● Problem requirements
Copy these lines word for word, with no changes.

[Rows from a dataset]

-- START --

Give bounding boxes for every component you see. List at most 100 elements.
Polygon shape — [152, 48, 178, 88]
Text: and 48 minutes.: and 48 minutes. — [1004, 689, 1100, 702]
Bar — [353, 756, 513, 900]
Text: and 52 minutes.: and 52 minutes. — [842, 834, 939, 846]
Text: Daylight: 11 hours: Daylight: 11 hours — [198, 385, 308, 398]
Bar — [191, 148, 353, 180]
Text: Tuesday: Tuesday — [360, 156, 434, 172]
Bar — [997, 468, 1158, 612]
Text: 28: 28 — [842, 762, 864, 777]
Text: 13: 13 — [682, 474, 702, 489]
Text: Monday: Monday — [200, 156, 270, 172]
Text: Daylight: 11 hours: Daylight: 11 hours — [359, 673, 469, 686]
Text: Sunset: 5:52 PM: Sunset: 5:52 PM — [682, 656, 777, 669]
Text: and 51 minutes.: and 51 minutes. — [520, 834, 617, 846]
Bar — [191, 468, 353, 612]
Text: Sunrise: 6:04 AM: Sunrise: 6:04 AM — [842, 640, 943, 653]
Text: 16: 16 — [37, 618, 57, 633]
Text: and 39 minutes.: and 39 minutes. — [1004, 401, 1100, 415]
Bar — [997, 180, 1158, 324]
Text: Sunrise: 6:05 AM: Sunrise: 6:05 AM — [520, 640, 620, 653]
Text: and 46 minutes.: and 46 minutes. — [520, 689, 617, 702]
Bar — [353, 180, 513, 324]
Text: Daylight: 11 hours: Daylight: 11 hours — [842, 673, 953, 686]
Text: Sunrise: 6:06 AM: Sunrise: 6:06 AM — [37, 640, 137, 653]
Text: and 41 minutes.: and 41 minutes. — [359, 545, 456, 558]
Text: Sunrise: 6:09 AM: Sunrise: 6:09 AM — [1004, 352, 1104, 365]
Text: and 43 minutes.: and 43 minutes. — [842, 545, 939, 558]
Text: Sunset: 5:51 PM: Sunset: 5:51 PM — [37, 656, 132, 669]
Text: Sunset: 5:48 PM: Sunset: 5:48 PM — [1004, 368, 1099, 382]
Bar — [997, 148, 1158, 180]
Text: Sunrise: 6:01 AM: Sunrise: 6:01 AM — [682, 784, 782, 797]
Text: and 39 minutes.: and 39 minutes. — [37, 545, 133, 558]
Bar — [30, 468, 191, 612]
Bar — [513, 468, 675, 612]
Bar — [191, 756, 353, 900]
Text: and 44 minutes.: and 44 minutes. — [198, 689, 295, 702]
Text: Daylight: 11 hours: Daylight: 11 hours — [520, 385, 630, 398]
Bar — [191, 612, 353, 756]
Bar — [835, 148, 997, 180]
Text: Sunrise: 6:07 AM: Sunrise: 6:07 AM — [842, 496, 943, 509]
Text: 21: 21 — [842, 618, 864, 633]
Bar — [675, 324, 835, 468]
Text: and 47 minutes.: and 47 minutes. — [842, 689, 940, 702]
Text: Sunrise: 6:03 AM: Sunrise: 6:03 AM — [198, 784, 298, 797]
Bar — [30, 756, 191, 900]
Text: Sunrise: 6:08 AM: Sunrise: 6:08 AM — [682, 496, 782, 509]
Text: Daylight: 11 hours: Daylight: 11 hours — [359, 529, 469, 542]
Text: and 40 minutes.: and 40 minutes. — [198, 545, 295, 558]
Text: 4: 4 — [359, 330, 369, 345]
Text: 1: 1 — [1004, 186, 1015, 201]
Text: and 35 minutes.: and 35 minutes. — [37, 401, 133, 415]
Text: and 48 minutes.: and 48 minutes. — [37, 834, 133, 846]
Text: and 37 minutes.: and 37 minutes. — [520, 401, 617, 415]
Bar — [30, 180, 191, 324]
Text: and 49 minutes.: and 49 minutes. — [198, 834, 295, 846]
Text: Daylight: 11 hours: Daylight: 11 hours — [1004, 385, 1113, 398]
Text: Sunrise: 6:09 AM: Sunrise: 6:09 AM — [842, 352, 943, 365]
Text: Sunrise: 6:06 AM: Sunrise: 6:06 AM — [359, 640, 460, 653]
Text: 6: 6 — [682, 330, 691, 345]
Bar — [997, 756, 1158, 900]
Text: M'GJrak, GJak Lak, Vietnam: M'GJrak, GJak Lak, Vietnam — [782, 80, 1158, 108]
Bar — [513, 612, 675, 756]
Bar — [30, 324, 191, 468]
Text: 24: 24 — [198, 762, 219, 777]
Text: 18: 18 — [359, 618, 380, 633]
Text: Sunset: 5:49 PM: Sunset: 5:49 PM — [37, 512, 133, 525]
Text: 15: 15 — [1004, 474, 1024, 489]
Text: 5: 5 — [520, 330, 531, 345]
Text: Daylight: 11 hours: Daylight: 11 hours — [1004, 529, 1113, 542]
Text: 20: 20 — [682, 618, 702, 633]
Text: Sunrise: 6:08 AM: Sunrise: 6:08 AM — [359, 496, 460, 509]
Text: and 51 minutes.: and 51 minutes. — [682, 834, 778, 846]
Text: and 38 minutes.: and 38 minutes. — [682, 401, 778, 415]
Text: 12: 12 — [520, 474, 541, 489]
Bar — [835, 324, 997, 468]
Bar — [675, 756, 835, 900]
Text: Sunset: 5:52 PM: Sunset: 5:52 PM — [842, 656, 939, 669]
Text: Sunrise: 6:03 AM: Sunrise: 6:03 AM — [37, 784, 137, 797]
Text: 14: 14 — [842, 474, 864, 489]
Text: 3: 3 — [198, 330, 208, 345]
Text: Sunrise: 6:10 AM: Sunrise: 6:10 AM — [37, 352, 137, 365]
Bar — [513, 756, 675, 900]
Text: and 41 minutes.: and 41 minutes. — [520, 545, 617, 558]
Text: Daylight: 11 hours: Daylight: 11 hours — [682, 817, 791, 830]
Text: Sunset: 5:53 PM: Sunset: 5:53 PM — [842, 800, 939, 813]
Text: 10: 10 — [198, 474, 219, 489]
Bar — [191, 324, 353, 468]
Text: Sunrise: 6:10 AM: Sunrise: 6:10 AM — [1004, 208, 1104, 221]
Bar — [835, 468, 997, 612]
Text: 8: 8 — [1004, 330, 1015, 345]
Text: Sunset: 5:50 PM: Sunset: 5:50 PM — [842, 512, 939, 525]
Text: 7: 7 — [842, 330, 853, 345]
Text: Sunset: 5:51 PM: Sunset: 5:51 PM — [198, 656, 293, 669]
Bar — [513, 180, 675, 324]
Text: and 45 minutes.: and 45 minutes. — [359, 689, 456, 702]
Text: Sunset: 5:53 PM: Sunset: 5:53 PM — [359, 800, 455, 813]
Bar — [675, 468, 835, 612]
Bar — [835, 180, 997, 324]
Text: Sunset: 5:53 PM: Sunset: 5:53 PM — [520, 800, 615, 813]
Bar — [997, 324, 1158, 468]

-- END --

● Task response
Give bounding boxes for every component you see. List at most 100 elements.
Polygon shape — [152, 48, 178, 88]
Text: and 48 minutes.: and 48 minutes. — [1004, 689, 1100, 702]
Bar — [353, 756, 513, 900]
Text: and 52 minutes.: and 52 minutes. — [842, 834, 939, 846]
Text: Daylight: 11 hours: Daylight: 11 hours — [198, 385, 308, 398]
Bar — [191, 148, 353, 180]
Text: Tuesday: Tuesday — [360, 156, 434, 172]
Bar — [997, 468, 1158, 612]
Text: 28: 28 — [842, 762, 864, 777]
Text: 13: 13 — [682, 474, 702, 489]
Text: Monday: Monday — [200, 156, 270, 172]
Text: Daylight: 11 hours: Daylight: 11 hours — [359, 673, 469, 686]
Text: Sunset: 5:52 PM: Sunset: 5:52 PM — [682, 656, 777, 669]
Text: and 51 minutes.: and 51 minutes. — [520, 834, 617, 846]
Bar — [191, 468, 353, 612]
Text: Sunrise: 6:04 AM: Sunrise: 6:04 AM — [842, 640, 943, 653]
Text: 16: 16 — [37, 618, 57, 633]
Text: and 39 minutes.: and 39 minutes. — [1004, 401, 1100, 415]
Bar — [997, 180, 1158, 324]
Text: Sunrise: 6:05 AM: Sunrise: 6:05 AM — [520, 640, 620, 653]
Text: and 46 minutes.: and 46 minutes. — [520, 689, 617, 702]
Bar — [353, 180, 513, 324]
Text: Daylight: 11 hours: Daylight: 11 hours — [842, 673, 953, 686]
Text: Sunrise: 6:06 AM: Sunrise: 6:06 AM — [37, 640, 137, 653]
Text: and 41 minutes.: and 41 minutes. — [359, 545, 456, 558]
Text: Sunrise: 6:09 AM: Sunrise: 6:09 AM — [1004, 352, 1104, 365]
Text: and 43 minutes.: and 43 minutes. — [842, 545, 939, 558]
Text: Sunset: 5:51 PM: Sunset: 5:51 PM — [37, 656, 132, 669]
Text: Sunset: 5:48 PM: Sunset: 5:48 PM — [1004, 368, 1099, 382]
Bar — [997, 148, 1158, 180]
Text: Sunrise: 6:01 AM: Sunrise: 6:01 AM — [682, 784, 782, 797]
Text: and 39 minutes.: and 39 minutes. — [37, 545, 133, 558]
Bar — [30, 468, 191, 612]
Bar — [513, 468, 675, 612]
Bar — [191, 756, 353, 900]
Text: and 44 minutes.: and 44 minutes. — [198, 689, 295, 702]
Text: Daylight: 11 hours: Daylight: 11 hours — [520, 385, 630, 398]
Bar — [191, 612, 353, 756]
Bar — [835, 148, 997, 180]
Text: Sunrise: 6:07 AM: Sunrise: 6:07 AM — [842, 496, 943, 509]
Text: 21: 21 — [842, 618, 864, 633]
Bar — [675, 324, 835, 468]
Text: and 47 minutes.: and 47 minutes. — [842, 689, 940, 702]
Text: Sunrise: 6:03 AM: Sunrise: 6:03 AM — [198, 784, 298, 797]
Bar — [30, 756, 191, 900]
Text: Sunrise: 6:08 AM: Sunrise: 6:08 AM — [682, 496, 782, 509]
Text: Daylight: 11 hours: Daylight: 11 hours — [359, 529, 469, 542]
Text: and 40 minutes.: and 40 minutes. — [198, 545, 295, 558]
Text: 4: 4 — [359, 330, 369, 345]
Text: 1: 1 — [1004, 186, 1015, 201]
Text: and 35 minutes.: and 35 minutes. — [37, 401, 133, 415]
Text: and 48 minutes.: and 48 minutes. — [37, 834, 133, 846]
Text: and 37 minutes.: and 37 minutes. — [520, 401, 617, 415]
Bar — [30, 180, 191, 324]
Text: and 49 minutes.: and 49 minutes. — [198, 834, 295, 846]
Text: Daylight: 11 hours: Daylight: 11 hours — [1004, 385, 1113, 398]
Text: Sunrise: 6:09 AM: Sunrise: 6:09 AM — [842, 352, 943, 365]
Text: Sunrise: 6:06 AM: Sunrise: 6:06 AM — [359, 640, 460, 653]
Text: 6: 6 — [682, 330, 691, 345]
Bar — [997, 756, 1158, 900]
Text: M'GJrak, GJak Lak, Vietnam: M'GJrak, GJak Lak, Vietnam — [782, 80, 1158, 108]
Bar — [513, 612, 675, 756]
Bar — [30, 324, 191, 468]
Text: 24: 24 — [198, 762, 219, 777]
Text: 18: 18 — [359, 618, 380, 633]
Text: Sunset: 5:49 PM: Sunset: 5:49 PM — [37, 512, 133, 525]
Text: 15: 15 — [1004, 474, 1024, 489]
Text: 5: 5 — [520, 330, 531, 345]
Text: Daylight: 11 hours: Daylight: 11 hours — [1004, 529, 1113, 542]
Text: 20: 20 — [682, 618, 702, 633]
Text: Sunrise: 6:08 AM: Sunrise: 6:08 AM — [359, 496, 460, 509]
Text: and 51 minutes.: and 51 minutes. — [682, 834, 778, 846]
Text: and 38 minutes.: and 38 minutes. — [682, 401, 778, 415]
Text: 12: 12 — [520, 474, 541, 489]
Bar — [835, 324, 997, 468]
Bar — [675, 756, 835, 900]
Text: Sunset: 5:52 PM: Sunset: 5:52 PM — [842, 656, 939, 669]
Text: Sunrise: 6:03 AM: Sunrise: 6:03 AM — [37, 784, 137, 797]
Text: 14: 14 — [842, 474, 864, 489]
Text: 3: 3 — [198, 330, 208, 345]
Text: Sunrise: 6:10 AM: Sunrise: 6:10 AM — [37, 352, 137, 365]
Bar — [513, 756, 675, 900]
Text: and 41 minutes.: and 41 minutes. — [520, 545, 617, 558]
Text: Daylight: 11 hours: Daylight: 11 hours — [682, 817, 791, 830]
Text: Sunset: 5:53 PM: Sunset: 5:53 PM — [842, 800, 939, 813]
Text: 10: 10 — [198, 474, 219, 489]
Bar — [191, 324, 353, 468]
Text: Sunrise: 6:10 AM: Sunrise: 6:10 AM — [1004, 208, 1104, 221]
Bar — [835, 468, 997, 612]
Text: 8: 8 — [1004, 330, 1015, 345]
Text: Sunset: 5:50 PM: Sunset: 5:50 PM — [842, 512, 939, 525]
Text: 7: 7 — [842, 330, 853, 345]
Text: Sunset: 5:51 PM: Sunset: 5:51 PM — [198, 656, 293, 669]
Bar — [513, 180, 675, 324]
Text: and 45 minutes.: and 45 minutes. — [359, 689, 456, 702]
Text: Sunset: 5:53 PM: Sunset: 5:53 PM — [359, 800, 455, 813]
Bar — [675, 468, 835, 612]
Bar — [835, 180, 997, 324]
Text: Sunset: 5:53 PM: Sunset: 5:53 PM — [520, 800, 615, 813]
Bar — [997, 324, 1158, 468]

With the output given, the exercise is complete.